- [What the task requires]: What follows is a listing; give it again exactly, in its entirety.

(Records from a dataset)
--- BEGIN ---

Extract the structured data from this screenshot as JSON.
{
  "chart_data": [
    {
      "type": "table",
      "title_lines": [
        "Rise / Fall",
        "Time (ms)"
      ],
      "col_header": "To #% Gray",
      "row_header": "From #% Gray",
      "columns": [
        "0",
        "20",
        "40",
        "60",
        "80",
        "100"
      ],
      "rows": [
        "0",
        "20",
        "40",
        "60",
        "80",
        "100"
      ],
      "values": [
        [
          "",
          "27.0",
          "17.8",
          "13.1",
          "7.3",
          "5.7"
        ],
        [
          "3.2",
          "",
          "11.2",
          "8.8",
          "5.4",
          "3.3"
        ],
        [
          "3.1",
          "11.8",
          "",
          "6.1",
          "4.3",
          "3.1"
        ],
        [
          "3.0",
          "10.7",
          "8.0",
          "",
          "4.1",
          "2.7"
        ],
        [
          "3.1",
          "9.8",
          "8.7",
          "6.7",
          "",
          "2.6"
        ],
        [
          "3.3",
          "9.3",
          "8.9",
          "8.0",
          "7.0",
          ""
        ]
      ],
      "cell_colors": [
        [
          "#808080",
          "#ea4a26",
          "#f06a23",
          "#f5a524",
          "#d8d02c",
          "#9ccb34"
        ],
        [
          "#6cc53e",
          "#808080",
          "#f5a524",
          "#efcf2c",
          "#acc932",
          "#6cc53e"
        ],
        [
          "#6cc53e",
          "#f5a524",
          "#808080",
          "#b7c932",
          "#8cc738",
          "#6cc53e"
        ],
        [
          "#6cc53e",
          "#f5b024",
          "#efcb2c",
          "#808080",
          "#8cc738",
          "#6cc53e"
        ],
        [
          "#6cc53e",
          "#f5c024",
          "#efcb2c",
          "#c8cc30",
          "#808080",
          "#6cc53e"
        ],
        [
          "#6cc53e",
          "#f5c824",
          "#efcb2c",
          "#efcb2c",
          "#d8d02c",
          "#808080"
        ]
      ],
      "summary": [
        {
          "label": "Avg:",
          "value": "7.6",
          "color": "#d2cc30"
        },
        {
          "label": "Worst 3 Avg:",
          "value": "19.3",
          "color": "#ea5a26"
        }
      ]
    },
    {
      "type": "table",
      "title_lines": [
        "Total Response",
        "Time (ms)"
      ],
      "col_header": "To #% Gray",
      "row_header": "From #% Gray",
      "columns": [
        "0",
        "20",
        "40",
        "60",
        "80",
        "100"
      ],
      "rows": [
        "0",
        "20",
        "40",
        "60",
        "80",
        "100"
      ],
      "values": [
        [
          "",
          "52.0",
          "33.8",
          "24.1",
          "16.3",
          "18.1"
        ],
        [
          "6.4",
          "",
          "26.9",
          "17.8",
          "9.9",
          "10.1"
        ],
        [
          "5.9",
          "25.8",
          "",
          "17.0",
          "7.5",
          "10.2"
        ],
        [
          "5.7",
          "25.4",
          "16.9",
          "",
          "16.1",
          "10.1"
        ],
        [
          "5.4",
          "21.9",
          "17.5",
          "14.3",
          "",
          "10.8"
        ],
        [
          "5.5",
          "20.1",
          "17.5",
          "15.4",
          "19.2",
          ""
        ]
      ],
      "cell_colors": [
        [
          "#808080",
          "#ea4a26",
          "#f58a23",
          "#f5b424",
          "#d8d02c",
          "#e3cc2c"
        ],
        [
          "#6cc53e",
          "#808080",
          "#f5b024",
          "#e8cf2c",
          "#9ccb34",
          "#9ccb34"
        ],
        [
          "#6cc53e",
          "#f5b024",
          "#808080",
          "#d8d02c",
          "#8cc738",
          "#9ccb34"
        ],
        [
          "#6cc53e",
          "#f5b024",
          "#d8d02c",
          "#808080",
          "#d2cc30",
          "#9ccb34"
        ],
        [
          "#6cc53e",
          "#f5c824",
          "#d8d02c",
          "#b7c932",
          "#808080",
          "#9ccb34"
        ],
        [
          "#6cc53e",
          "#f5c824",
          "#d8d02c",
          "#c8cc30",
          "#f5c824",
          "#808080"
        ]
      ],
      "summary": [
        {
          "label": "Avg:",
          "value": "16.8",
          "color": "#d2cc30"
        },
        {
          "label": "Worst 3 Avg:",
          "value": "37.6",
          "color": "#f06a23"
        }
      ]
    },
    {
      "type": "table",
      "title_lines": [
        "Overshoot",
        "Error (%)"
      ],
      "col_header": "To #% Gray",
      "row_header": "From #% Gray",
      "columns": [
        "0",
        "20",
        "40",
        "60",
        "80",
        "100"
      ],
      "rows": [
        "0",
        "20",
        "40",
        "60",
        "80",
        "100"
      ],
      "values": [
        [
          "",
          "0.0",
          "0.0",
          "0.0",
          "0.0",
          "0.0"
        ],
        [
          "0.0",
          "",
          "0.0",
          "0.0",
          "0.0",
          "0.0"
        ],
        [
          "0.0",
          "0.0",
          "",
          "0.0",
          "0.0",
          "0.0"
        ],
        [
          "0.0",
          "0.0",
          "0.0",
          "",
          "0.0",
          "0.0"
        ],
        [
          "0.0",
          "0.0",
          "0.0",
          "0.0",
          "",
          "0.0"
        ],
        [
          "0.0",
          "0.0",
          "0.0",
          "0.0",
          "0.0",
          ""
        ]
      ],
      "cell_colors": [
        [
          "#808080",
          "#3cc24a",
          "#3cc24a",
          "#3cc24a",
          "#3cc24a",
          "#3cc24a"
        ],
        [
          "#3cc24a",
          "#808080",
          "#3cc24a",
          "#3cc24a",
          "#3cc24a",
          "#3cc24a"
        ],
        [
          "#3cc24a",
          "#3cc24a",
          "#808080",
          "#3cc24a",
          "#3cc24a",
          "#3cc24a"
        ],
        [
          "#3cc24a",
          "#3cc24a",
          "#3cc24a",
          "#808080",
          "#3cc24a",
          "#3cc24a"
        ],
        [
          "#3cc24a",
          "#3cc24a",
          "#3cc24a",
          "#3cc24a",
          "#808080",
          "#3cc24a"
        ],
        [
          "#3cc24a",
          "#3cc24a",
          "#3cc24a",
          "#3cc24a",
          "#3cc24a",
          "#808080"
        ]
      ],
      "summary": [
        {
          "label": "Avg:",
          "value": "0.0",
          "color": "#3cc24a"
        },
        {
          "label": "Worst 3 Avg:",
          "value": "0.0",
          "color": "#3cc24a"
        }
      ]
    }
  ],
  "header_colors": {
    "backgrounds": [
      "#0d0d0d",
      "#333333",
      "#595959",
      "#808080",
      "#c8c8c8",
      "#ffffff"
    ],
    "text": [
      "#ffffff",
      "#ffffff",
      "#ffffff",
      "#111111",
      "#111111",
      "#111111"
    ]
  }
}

--- END ---

- [The solution]:
Extract the structured data from this screenshot as JSON.
{
  "chart_data": [
    {
      "type": "table",
      "title_lines": [
        "Rise / Fall",
        "Time (ms)"
      ],
      "col_header": "To #% Gray",
      "row_header": "From #% Gray",
      "columns": [
        "0",
        "20",
        "40",
        "60",
        "80",
        "100"
      ],
      "rows": [
        "0",
        "20",
        "40",
        "60",
        "80",
        "100"
      ],
      "values": [
        [
          "",
          "27.0",
          "17.8",
          "13.1",
          "7.3",
          "5.7"
        ],
        [
          "3.2",
          "",
          "11.2",
          "8.8",
          "5.4",
          "3.3"
        ],
        [
          "3.1",
          "11.8",
          "",
          "6.1",
          "4.3",
          "3.1"
        ],
        [
          "3.0",
          "10.7",
          "8.0",
          "",
          "4.1",
          "2.7"
        ],
        [
          "3.1",
          "9.8",
          "8.7",
          "6.7",
          "",
          "2.6"
        ],
        [
          "3.3",
          "9.3",
          "8.9",
          "8.0",
          "7.0",
          ""
        ]
      ],
      "cell_colors": [
        [
          "#808080",
          "#ea4a26",
          "#f06a23",
          "#f5a524",
          "#d8d02c",
          "#9ccb34"
        ],
        [
          "#6cc53e",
          "#808080",
          "#f5a524",
          "#efcf2c",
          "#acc932",
          "#6cc53e"
        ],
        [
          "#6cc53e",
          "#f5a524",
          "#808080",
          "#b7c932",
          "#8cc738",
          "#6cc53e"
        ],
        [
          "#6cc53e",
          "#f5b024",
          "#efcb2c",
          "#808080",
          "#8cc738",
          "#6cc53e"
        ],
        [
          "#6cc53e",
          "#f5c024",
          "#efcb2c",
          "#c8cc30",
          "#808080",
          "#6cc53e"
        ],
        [
          "#6cc53e",
          "#f5c824",
          "#efcb2c",
          "#efcb2c",
          "#d8d02c",
          "#808080"
        ]
      ],
      "summary": [
        {
          "label": "Avg:",
          "value": "7.6",
          "color": "#d2cc30"
        },
        {
          "label": "Worst 3 Avg:",
          "value": "19.3",
          "color": "#ea5a26"
        }
      ]
    },
    {
      "type": "table",
      "title_lines": [
        "Total Response",
        "Time (ms)"
      ],
      "col_header": "To #% Gray",
      "row_header": "From #% Gray",
      "columns": [
        "0",
        "20",
        "40",
        "60",
        "80",
        "100"
      ],
      "rows": [
        "0",
        "20",
        "40",
        "60",
        "80",
        "100"
      ],
      "values": [
        [
          "",
          "52.0",
          "33.8",
          "24.1",
          "16.3",
          "18.1"
        ],
        [
          "6.4",
          "",
          "26.9",
          "17.8",
          "9.9",
          "10.1"
        ],
        [
          "5.9",
          "25.8",
          "",
          "17.0",
          "7.5",
          "10.2"
        ],
        [
          "5.7",
          "25.4",
          "16.9",
          "",
          "16.1",
          "10.1"
        ],
        [
          "5.4",
          "21.9",
          "17.5",
          "14.3",
          "",
          "10.8"
        ],
        [
          "5.5",
          "20.1",
          "17.5",
          "15.4",
          "19.2",
          ""
        ]
      ],
      "cell_colors": [
        [
          "#808080",
          "#ea4a26",
          "#f58a23",
          "#f5b424",
          "#d8d02c",
          "#e3cc2c"
        ],
        [
          "#6cc53e",
          "#808080",
          "#f5b024",
          "#e8cf2c",
          "#9ccb34",
          "#9ccb34"
        ],
        [
          "#6cc53e",
          "#f5b024",
          "#808080",
          "#d8d02c",
          "#8cc738",
          "#9ccb34"
        ],
        [
          "#6cc53e",
          "#f5b024",
          "#d8d02c",
          "#808080",
          "#d2cc30",
          "#9ccb34"
        ],
        [
          "#6cc53e",
          "#f5c824",
          "#d8d02c",
          "#b7c932",
          "#808080",
          "#9ccb34"
        ],
        [
          "#6cc53e",
          "#f5c824",
          "#d8d02c",
          "#c8cc30",
          "#f5c824",
          "#808080"
        ]
      ],
      "summary": [
        {
          "label": "Avg:",
          "value": "16.8",
          "color": "#d2cc30"
        },
        {
          "label": "Worst 3 Avg:",
          "value": "37.6",
          "color": "#f06a23"
        }
      ]
    },
    {
      "type": "table",
      "title_lines": [
        "Overshoot",
        "Error (%)"
      ],
      "col_header": "To #% Gray",
      "row_header": "From #% Gray",
      "columns": [
        "0",
        "20",
        "40",
        "60",
        "80",
        "100"
      ],
      "rows": [
        "0",
        "20",
        "40",
        "60",
        "80",
        "100"
      ],
      "values": [
        [
          "",
          "0.0",
          "0.0",
          "0.0",
          "0.0",
          "0.0"
        ],
        [
          "0.0",
          "",
          "0.0",
          "0.0",
          "0.0",
          "0.0"
        ],
        [
          "0.0",
          "0.0",
          "",
          "0.0",
          "0.0",
          "0.0"
        ],
        [
          "0.0",
          "0.0",
          "0.0",
          "",
          "0.0",
          "0.0"
        ],
        [
          "0.0",
          "0.0",
          "0.0",
          "0.0",
          "",
          "0.0"
        ],
        [
          "0.0",
          "0.0",
          "0.0",
          "0.0",
          "0.0",
          ""
        ]
      ],
      "cell_colors": [
        [
          "#808080",
          "#3cc24a",
          "#3cc24a",
          "#3cc24a",
          "#3cc24a",
          "#3cc24a"
        ],
        [
          "#3cc24a",
          "#808080",
          "#3cc24a",
          "#3cc24a",
          "#3cc24a",
          "#3cc24a"
        ],
        [
          "#3cc24a",
          "#3cc24a",
          "#808080",
          "#3cc24a",
          "#3cc24a",
          "#3cc24a"
        ],
        [
          "#3cc24a",
          "#3cc24a",
          "#3cc24a",
          "#808080",
          "#3cc24a",
          "#3cc24a"
        ],
        [
          "#3cc24a",
          "#3cc24a",
          "#3cc24a",
          "#3cc24a",
          "#808080",
          "#3cc24a"
        ],
        [
          "#3cc24a",
          "#3cc24a",
          "#3cc24a",
          "#3cc24a",
          "#3cc24a",
          "#808080"
        ]
      ],
      "summary": [
        {
          "label": "Avg:",
          "value": "0.0",
          "color": "#3cc24a"
        },
        {
          "label": "Worst 3 Avg:",
          "value": "0.0",
          "color": "#3cc24a"
        }
      ]
    }
  ],
  "header_colors": {
    "backgrounds": [
      "#0d0d0d",
      "#333333",
      "#595959",
      "#808080",
      "#c8c8c8",
      "#ffffff"
    ],
    "text": [
      "#ffffff",
      "#ffffff",
      "#ffffff",
      "#111111",
      "#111111",
      "#111111"
    ]
  }
}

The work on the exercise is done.